WHAT IS NEEDED:
It is required that all of the data be written out exactly.

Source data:
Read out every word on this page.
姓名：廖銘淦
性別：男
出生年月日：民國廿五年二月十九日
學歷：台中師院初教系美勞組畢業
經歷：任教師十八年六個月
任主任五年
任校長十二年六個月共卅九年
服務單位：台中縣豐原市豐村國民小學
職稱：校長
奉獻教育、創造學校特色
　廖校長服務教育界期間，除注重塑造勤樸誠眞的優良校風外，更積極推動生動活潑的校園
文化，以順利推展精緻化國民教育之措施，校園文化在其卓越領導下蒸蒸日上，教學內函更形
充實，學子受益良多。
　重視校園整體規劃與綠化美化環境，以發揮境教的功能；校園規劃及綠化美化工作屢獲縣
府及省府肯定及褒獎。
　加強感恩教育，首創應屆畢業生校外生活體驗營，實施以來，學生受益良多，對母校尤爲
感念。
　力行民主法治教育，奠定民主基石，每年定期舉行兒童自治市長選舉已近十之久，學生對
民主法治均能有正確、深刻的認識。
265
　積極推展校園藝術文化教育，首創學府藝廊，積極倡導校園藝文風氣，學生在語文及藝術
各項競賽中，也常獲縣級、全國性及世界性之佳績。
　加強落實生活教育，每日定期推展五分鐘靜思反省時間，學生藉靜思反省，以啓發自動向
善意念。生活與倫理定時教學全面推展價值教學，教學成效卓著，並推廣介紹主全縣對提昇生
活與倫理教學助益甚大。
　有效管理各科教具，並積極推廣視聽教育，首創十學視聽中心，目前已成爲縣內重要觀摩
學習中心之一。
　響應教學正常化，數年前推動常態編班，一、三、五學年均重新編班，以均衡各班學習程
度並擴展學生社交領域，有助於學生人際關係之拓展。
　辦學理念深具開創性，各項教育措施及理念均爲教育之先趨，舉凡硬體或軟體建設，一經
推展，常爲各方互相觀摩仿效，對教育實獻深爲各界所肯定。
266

COMPLETE OUTPUT:
Read out every word on this page.
姓名：廖銘淦
性別：男
出生年月日：民國廿五年二月十九日
學歷：台中師院初教系美勞組畢業
經歷：任教師十八年六個月
任主任五年
任校長十二年六個月共卅九年
服務單位：台中縣豐原市豐村國民小學
職稱：校長
奉獻教育、創造學校特色
　廖校長服務教育界期間，除注重塑造勤樸誠眞的優良校風外，更積極推動生動活潑的校園
文化，以順利推展精緻化國民教育之措施，校園文化在其卓越領導下蒸蒸日上，教學內函更形
充實，學子受益良多。
　重視校園整體規劃與綠化美化環境，以發揮境教的功能；校園規劃及綠化美化工作屢獲縣
府及省府肯定及褒獎。
　加強感恩教育，首創應屆畢業生校外生活體驗營，實施以來，學生受益良多，對母校尤爲
感念。
　力行民主法治教育，奠定民主基石，每年定期舉行兒童自治市長選舉已近十之久，學生對
民主法治均能有正確、深刻的認識。
265
　積極推展校園藝術文化教育，首創學府藝廊，積極倡導校園藝文風氣，學生在語文及藝術
各項競賽中，也常獲縣級、全國性及世界性之佳績。
　加強落實生活教育，每日定期推展五分鐘靜思反省時間，學生藉靜思反省，以啓發自動向
善意念。生活與倫理定時教學全面推展價值教學，教學成效卓著，並推廣介紹主全縣對提昇生
活與倫理教學助益甚大。
　有效管理各科教具，並積極推廣視聽教育，首創十學視聽中心，目前已成爲縣內重要觀摩
學習中心之一。
　響應教學正常化，數年前推動常態編班，一、三、五學年均重新編班，以均衡各班學習程
度並擴展學生社交領域，有助於學生人際關係之拓展。
　辦學理念深具開創性，各項教育措施及理念均爲教育之先趨，舉凡硬體或軟體建設，一經
推展，常爲各方互相觀摩仿效，對教育實獻深爲各界所肯定。
266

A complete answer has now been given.